[EXERCISE GOAL] Every line that contains the word "marraine" should be copied out.

(Entries taken from a collection)
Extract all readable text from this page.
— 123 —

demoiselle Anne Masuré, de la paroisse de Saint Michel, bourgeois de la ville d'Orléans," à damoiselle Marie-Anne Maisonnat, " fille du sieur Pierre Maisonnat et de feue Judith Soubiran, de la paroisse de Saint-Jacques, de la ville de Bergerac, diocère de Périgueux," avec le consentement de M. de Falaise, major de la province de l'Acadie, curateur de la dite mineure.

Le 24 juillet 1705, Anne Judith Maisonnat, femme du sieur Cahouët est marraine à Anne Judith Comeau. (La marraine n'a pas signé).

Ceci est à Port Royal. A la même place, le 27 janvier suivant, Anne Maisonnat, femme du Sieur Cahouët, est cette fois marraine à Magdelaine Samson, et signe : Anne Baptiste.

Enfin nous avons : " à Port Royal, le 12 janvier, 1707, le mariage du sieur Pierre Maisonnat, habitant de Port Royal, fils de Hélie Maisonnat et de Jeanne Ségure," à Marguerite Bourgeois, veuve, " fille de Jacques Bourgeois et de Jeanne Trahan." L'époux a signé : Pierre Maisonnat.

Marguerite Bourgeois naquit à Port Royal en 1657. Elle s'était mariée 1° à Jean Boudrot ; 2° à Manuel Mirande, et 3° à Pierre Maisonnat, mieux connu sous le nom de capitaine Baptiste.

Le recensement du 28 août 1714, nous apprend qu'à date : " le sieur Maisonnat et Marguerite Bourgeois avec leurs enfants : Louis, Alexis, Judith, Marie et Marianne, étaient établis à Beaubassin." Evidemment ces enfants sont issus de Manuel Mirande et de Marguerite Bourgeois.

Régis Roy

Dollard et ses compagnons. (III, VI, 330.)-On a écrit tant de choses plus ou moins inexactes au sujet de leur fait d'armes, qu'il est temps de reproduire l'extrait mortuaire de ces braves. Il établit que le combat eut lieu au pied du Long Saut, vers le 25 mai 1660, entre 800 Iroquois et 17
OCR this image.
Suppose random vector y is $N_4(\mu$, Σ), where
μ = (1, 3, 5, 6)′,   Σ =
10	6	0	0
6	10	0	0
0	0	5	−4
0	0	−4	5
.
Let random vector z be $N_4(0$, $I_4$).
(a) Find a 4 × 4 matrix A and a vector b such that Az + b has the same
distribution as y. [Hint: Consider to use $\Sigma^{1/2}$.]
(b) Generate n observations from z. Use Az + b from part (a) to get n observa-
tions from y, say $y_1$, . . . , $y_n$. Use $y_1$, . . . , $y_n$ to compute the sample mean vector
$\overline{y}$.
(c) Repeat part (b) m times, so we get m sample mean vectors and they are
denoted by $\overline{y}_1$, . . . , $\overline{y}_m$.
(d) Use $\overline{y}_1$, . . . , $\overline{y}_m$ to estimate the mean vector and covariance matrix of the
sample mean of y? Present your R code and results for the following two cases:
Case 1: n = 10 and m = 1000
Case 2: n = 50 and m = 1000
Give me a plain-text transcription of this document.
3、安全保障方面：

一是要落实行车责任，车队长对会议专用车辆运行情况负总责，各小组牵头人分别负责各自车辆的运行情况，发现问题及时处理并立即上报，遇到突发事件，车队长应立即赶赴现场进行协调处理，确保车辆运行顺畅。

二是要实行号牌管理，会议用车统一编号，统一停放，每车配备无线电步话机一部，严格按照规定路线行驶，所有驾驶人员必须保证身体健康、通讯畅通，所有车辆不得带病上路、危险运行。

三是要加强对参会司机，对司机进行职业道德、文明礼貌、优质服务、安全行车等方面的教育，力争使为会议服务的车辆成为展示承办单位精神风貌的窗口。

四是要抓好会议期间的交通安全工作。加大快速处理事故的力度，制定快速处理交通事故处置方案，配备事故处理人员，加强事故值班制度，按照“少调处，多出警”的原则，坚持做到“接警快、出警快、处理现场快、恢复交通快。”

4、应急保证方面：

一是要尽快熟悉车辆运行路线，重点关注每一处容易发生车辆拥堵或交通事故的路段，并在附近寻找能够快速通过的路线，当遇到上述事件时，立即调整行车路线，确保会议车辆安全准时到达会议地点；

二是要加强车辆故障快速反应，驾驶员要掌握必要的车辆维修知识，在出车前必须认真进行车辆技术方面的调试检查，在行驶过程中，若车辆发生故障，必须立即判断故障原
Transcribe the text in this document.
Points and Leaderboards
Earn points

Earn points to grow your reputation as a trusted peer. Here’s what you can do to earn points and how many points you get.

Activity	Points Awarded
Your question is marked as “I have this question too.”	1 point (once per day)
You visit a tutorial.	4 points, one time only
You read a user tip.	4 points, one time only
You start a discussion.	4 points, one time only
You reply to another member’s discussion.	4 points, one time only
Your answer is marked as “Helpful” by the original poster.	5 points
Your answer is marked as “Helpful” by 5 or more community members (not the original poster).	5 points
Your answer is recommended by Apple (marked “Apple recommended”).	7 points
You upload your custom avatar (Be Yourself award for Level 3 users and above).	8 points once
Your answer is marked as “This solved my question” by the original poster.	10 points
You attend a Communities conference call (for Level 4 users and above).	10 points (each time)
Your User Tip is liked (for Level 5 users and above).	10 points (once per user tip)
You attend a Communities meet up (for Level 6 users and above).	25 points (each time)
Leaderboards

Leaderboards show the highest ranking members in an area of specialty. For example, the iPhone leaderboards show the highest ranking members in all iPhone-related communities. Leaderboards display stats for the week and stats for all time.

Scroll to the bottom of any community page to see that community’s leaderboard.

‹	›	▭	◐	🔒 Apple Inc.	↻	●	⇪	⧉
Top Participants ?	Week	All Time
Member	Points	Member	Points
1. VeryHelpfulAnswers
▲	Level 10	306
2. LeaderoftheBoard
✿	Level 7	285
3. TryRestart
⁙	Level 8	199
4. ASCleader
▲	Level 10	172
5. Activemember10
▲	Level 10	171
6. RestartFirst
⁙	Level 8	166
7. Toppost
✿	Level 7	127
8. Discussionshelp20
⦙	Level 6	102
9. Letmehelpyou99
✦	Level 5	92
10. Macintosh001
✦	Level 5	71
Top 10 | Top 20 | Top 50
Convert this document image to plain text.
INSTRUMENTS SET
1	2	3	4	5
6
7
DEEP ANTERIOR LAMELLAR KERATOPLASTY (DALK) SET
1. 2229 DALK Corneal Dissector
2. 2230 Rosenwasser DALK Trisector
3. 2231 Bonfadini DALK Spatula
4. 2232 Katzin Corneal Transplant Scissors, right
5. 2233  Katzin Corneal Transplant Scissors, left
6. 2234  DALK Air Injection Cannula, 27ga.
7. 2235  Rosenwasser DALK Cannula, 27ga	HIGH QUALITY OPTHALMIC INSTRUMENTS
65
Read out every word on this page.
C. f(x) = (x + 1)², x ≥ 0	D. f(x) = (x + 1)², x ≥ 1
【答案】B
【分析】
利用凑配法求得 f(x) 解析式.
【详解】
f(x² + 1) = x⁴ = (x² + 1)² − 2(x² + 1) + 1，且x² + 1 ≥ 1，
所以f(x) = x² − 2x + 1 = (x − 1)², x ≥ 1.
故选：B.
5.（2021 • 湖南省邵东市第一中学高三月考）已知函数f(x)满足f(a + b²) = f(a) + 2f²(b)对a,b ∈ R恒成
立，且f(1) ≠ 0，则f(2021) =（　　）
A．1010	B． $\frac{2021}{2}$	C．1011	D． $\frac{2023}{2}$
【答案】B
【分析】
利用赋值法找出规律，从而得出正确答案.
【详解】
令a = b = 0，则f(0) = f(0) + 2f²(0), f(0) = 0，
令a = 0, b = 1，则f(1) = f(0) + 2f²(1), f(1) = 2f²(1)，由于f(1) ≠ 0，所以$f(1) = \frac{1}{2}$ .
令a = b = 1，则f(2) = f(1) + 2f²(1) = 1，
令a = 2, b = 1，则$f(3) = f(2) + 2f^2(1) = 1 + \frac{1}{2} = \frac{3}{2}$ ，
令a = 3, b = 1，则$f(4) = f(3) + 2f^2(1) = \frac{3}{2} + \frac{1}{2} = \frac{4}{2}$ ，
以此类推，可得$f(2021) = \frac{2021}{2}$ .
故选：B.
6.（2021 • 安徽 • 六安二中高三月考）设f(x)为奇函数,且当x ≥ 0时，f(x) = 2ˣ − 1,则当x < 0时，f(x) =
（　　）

[FINAL ANSWER]
Le 24 juillet 1705, Anne Judith Maisonnat, femme du sieur Cahouët est marraine à Anne Judith Comeau. (La marraine n'a pas signé).
Ceci est à Port Royal. A la même place, le 27 janvier suivant, Anne Maisonnat, femme du Sieur Cahouët, est cette fois marraine à Magdelaine Samson, et signe : Anne Baptiste.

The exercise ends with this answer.